■ Direction:
Provide the count of lines that hold "Analyst" and no other output.
☆ ☆ ☆
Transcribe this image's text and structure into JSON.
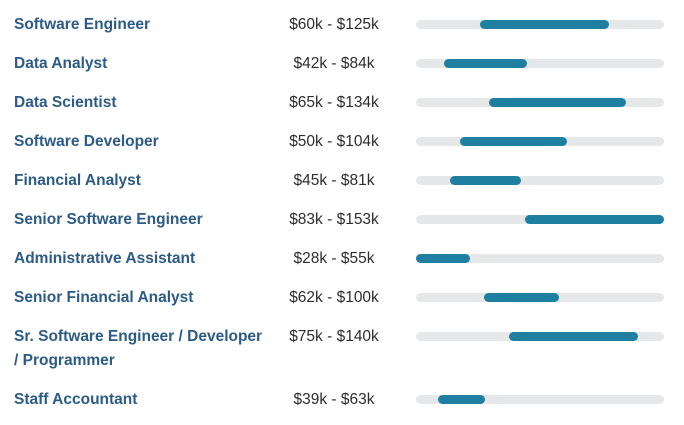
{
  "salary_scale": {
    "min": 28,
    "max": 153,
    "unit": "k"
  },
  "bar_colors": {
    "track": "#e6e7e9",
    "fill": "#1f7fa0"
  },
  "jobs": [
    {
      "title": "Software Engineer",
      "range": "$60k - $125k",
      "low": 60,
      "high": 125
    },
    {
      "title": "Data Analyst",
      "range": "$42k - $84k",
      "low": 42,
      "high": 84
    },
    {
      "title": "Data Scientist",
      "range": "$65k - $134k",
      "low": 65,
      "high": 134
    },
    {
      "title": "Software Developer",
      "range": "$50k - $104k",
      "low": 50,
      "high": 104
    },
    {
      "title": "Financial Analyst",
      "range": "$45k - $81k",
      "low": 45,
      "high": 81
    },
    {
      "title": "Senior Software Engineer",
      "range": "$83k - $153k",
      "low": 83,
      "high": 153
    },
    {
      "title": "Administrative Assistant",
      "range": "$28k - $55k",
      "low": 28,
      "high": 55
    },
    {
      "title": "Senior Financial Analyst",
      "range": "$62k - $100k",
      "low": 62,
      "high": 100
    },
    {
      "title": "Sr. Software Engineer / Developer / Programmer",
      "range": "$75k - $140k",
      "low": 75,
      "high": 140
    },
    {
      "title": "Staff Accountant",
      "range": "$39k - $63k",
      "low": 39,
      "high": 63
    }
  ]
}
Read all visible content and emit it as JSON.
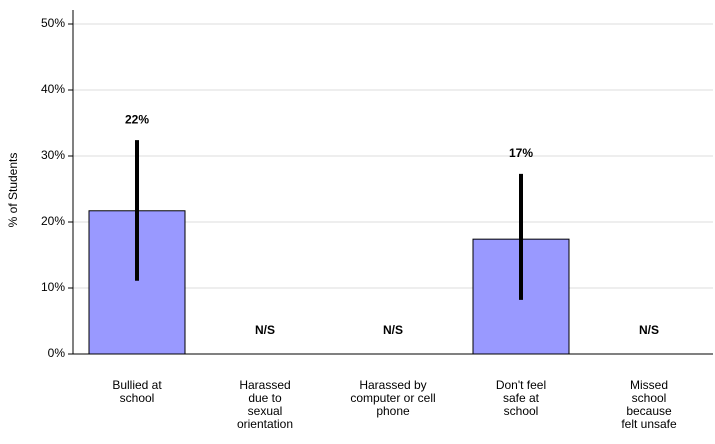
{
  "chart_data": {
    "type": "bar",
    "y_axis_label": "% of Students",
    "categories": [
      "Bullied at school",
      "Harassed due to sexual orientation",
      "Harassed by computer or cell phone",
      "Don't feel safe at school",
      "Missed school because felt unsafe"
    ],
    "values": [
      21.7,
      null,
      null,
      17.4,
      null
    ],
    "value_labels": [
      "22%",
      "N/S",
      "N/S",
      "17%",
      "N/S"
    ],
    "ci_low": [
      11.1,
      null,
      null,
      8.2,
      null
    ],
    "ci_high": [
      32.4,
      null,
      null,
      27.3,
      null
    ],
    "color": "#9999ff",
    "ylim": [
      0,
      50
    ],
    "yticks": [
      {
        "value": 0,
        "label": "0%"
      },
      {
        "value": 10,
        "label": "10%"
      },
      {
        "value": 20,
        "label": "20%"
      },
      {
        "value": 30,
        "label": "30%"
      },
      {
        "value": 40,
        "label": "40%"
      },
      {
        "value": 50,
        "label": "50%"
      }
    ],
    "grid": true
  }
}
☆ ☆ ☆
■ Finished exercise:
3